**DIRECTIONS FOR THIS TASK**
Reproduce every line of the records below word for word, keeping each line whole and in its original order.

--- BEGIN RECORDS SHOWN ---

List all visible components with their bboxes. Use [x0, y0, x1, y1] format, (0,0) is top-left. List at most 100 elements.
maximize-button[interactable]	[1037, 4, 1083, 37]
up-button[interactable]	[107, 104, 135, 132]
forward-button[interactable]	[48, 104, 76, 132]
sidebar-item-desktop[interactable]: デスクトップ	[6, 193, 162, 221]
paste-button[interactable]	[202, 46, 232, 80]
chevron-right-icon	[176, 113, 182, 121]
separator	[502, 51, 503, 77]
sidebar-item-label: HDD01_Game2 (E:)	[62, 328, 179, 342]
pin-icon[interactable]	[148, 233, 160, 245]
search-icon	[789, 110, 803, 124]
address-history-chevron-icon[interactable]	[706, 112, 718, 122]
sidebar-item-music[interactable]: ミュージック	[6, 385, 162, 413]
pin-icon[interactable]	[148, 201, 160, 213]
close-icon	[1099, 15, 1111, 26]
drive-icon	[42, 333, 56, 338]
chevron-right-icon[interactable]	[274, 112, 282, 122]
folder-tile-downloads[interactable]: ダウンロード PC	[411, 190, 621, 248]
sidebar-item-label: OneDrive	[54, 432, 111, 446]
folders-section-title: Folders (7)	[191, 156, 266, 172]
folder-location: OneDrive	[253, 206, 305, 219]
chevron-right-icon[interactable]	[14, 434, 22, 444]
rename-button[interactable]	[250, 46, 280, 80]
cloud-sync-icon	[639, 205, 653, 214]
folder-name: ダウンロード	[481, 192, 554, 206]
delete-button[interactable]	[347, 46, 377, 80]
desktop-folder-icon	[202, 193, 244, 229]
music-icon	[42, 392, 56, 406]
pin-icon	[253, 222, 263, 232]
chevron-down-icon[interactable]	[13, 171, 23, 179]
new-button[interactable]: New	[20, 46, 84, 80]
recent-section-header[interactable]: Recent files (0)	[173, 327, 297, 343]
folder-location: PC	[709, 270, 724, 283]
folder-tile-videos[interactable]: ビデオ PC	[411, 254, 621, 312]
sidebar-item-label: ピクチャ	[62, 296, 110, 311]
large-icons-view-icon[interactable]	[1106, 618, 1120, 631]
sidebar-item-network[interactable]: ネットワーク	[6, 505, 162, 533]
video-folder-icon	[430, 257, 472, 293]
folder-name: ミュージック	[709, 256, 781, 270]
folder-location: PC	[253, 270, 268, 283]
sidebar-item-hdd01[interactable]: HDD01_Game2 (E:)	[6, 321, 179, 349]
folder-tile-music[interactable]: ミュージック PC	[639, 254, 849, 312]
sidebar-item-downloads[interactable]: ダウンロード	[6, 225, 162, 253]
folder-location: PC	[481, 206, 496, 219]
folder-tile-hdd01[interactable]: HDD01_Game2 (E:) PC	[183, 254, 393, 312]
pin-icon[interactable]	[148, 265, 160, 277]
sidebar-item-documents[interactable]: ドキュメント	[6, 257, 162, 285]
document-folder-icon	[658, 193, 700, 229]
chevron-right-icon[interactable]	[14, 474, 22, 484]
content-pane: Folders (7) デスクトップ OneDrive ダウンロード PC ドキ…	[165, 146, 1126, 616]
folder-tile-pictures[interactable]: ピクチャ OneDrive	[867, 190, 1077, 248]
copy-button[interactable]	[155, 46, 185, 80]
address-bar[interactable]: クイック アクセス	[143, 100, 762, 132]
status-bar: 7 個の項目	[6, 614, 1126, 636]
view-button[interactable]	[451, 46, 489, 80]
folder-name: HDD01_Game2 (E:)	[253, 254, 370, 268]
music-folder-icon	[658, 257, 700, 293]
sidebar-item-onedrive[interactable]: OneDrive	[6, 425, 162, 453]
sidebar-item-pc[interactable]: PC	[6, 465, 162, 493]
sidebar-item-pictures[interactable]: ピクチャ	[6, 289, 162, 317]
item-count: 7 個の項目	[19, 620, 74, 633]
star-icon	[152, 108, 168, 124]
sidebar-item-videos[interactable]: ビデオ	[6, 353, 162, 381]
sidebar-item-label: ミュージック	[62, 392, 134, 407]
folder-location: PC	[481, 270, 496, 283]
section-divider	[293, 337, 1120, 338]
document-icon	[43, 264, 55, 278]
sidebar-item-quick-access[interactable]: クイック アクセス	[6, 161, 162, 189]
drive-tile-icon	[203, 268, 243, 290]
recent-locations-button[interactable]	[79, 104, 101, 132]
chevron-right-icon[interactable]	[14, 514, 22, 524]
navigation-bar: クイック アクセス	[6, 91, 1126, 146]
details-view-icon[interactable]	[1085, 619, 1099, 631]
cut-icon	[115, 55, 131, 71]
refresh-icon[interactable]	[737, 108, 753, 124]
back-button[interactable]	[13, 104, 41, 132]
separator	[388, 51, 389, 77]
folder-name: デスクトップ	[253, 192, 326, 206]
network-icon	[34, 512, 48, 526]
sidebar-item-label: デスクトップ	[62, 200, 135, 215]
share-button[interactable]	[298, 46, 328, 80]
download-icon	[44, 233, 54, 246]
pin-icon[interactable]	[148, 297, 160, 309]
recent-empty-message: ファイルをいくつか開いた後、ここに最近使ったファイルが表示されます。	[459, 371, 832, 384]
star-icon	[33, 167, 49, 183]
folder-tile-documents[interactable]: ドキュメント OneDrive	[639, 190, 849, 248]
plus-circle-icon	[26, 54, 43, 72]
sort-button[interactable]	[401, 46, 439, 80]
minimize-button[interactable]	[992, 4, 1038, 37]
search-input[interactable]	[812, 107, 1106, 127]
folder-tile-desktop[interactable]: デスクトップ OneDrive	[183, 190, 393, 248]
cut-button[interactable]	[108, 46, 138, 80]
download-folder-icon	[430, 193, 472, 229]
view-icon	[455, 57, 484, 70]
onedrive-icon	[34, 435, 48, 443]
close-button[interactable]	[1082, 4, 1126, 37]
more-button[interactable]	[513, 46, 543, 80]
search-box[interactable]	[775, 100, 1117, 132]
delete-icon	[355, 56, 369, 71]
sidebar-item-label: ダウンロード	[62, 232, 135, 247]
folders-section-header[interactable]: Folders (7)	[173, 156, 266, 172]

--- END RECORDS SHOWN ---

**FULL OUTPUT**
List all visible components with their bboxes. Use [x0, y0, x1, y1] format, (0,0) is top-left. List at most 100 elements.
maximize-button[interactable]	[1037, 4, 1083, 37]
up-button[interactable]	[107, 104, 135, 132]
forward-button[interactable]	[48, 104, 76, 132]
sidebar-item-desktop[interactable]: デスクトップ	[6, 193, 162, 221]
paste-button[interactable]	[202, 46, 232, 80]
chevron-right-icon	[176, 113, 182, 121]
separator	[502, 51, 503, 77]
sidebar-item-label: HDD01_Game2 (E:)	[62, 328, 179, 342]
pin-icon[interactable]	[148, 233, 160, 245]
search-icon	[789, 110, 803, 124]
address-history-chevron-icon[interactable]	[706, 112, 718, 122]
sidebar-item-music[interactable]: ミュージック	[6, 385, 162, 413]
pin-icon[interactable]	[148, 201, 160, 213]
close-icon	[1099, 15, 1111, 26]
drive-icon	[42, 333, 56, 338]
chevron-right-icon[interactable]	[274, 112, 282, 122]
folder-tile-downloads[interactable]: ダウンロード PC	[411, 190, 621, 248]
sidebar-item-label: OneDrive	[54, 432, 111, 446]
folders-section-title: Folders (7)	[191, 156, 266, 172]
folder-location: OneDrive	[253, 206, 305, 219]
chevron-right-icon[interactable]	[14, 434, 22, 444]
rename-button[interactable]	[250, 46, 280, 80]
cloud-sync-icon	[639, 205, 653, 214]
folder-name: ダウンロード	[481, 192, 554, 206]
delete-button[interactable]	[347, 46, 377, 80]
desktop-folder-icon	[202, 193, 244, 229]
music-icon	[42, 392, 56, 406]
pin-icon	[253, 222, 263, 232]
chevron-down-icon[interactable]	[13, 171, 23, 179]
new-button[interactable]: New	[20, 46, 84, 80]
recent-section-header[interactable]: Recent files (0)	[173, 327, 297, 343]
folder-location: PC	[709, 270, 724, 283]
folder-tile-videos[interactable]: ビデオ PC	[411, 254, 621, 312]
sidebar-item-label: ピクチャ	[62, 296, 110, 311]
large-icons-view-icon[interactable]	[1106, 618, 1120, 631]
sidebar-item-network[interactable]: ネットワーク	[6, 505, 162, 533]
video-folder-icon	[430, 257, 472, 293]
folder-name: ミュージック	[709, 256, 781, 270]
folder-location: PC	[253, 270, 268, 283]
sidebar-item-hdd01[interactable]: HDD01_Game2 (E:)	[6, 321, 179, 349]
folder-tile-music[interactable]: ミュージック PC	[639, 254, 849, 312]
sidebar-item-downloads[interactable]: ダウンロード	[6, 225, 162, 253]
folder-location: PC	[481, 206, 496, 219]
folder-tile-hdd01[interactable]: HDD01_Game2 (E:) PC	[183, 254, 393, 312]
pin-icon[interactable]	[148, 265, 160, 277]
sidebar-item-documents[interactable]: ドキュメント	[6, 257, 162, 285]
document-folder-icon	[658, 193, 700, 229]
chevron-right-icon[interactable]	[14, 474, 22, 484]
content-pane: Folders (7) デスクトップ OneDrive ダウンロード PC ドキ…	[165, 146, 1126, 616]
folder-tile-pictures[interactable]: ピクチャ OneDrive	[867, 190, 1077, 248]
copy-button[interactable]	[155, 46, 185, 80]
address-bar[interactable]: クイック アクセス	[143, 100, 762, 132]
status-bar: 7 個の項目	[6, 614, 1126, 636]
view-button[interactable]	[451, 46, 489, 80]
folder-name: HDD01_Game2 (E:)	[253, 254, 370, 268]
music-folder-icon	[658, 257, 700, 293]
sidebar-item-onedrive[interactable]: OneDrive	[6, 425, 162, 453]
sidebar-item-pc[interactable]: PC	[6, 465, 162, 493]
sidebar-item-pictures[interactable]: ピクチャ	[6, 289, 162, 317]
item-count: 7 個の項目	[19, 620, 74, 633]
star-icon	[152, 108, 168, 124]
sidebar-item-videos[interactable]: ビデオ	[6, 353, 162, 381]
sidebar-item-label: ミュージック	[62, 392, 134, 407]
folder-location: PC	[481, 270, 496, 283]
section-divider	[293, 337, 1120, 338]
document-icon	[43, 264, 55, 278]
sidebar-item-quick-access[interactable]: クイック アクセス	[6, 161, 162, 189]
drive-tile-icon	[203, 268, 243, 290]
recent-locations-button[interactable]	[79, 104, 101, 132]
chevron-right-icon[interactable]	[14, 514, 22, 524]
navigation-bar: クイック アクセス	[6, 91, 1126, 146]
details-view-icon[interactable]	[1085, 619, 1099, 631]
cut-icon	[115, 55, 131, 71]
refresh-icon[interactable]	[737, 108, 753, 124]
back-button[interactable]	[13, 104, 41, 132]
separator	[388, 51, 389, 77]
folder-name: デスクトップ	[253, 192, 326, 206]
network-icon	[34, 512, 48, 526]
sidebar-item-label: デスクトップ	[62, 200, 135, 215]
share-button[interactable]	[298, 46, 328, 80]
download-icon	[44, 233, 54, 246]
pin-icon[interactable]	[148, 297, 160, 309]
recent-empty-message: ファイルをいくつか開いた後、ここに最近使ったファイルが表示されます。	[459, 371, 832, 384]
star-icon	[33, 167, 49, 183]
folder-tile-documents[interactable]: ドキュメント OneDrive	[639, 190, 849, 248]
plus-circle-icon	[26, 54, 43, 72]
sort-button[interactable]	[401, 46, 439, 80]
minimize-button[interactable]	[992, 4, 1038, 37]
search-input[interactable]	[812, 107, 1106, 127]
folder-tile-desktop[interactable]: デスクトップ OneDrive	[183, 190, 393, 248]
cut-button[interactable]	[108, 46, 138, 80]
download-folder-icon	[430, 193, 472, 229]
view-icon	[455, 57, 484, 70]
onedrive-icon	[34, 435, 48, 443]
close-button[interactable]	[1082, 4, 1126, 37]
more-button[interactable]	[513, 46, 543, 80]
search-box[interactable]	[775, 100, 1117, 132]
delete-icon	[355, 56, 369, 71]
sidebar-item-label: ダウンロード	[62, 232, 135, 247]
folders-section-header[interactable]: Folders (7)	[173, 156, 266, 172]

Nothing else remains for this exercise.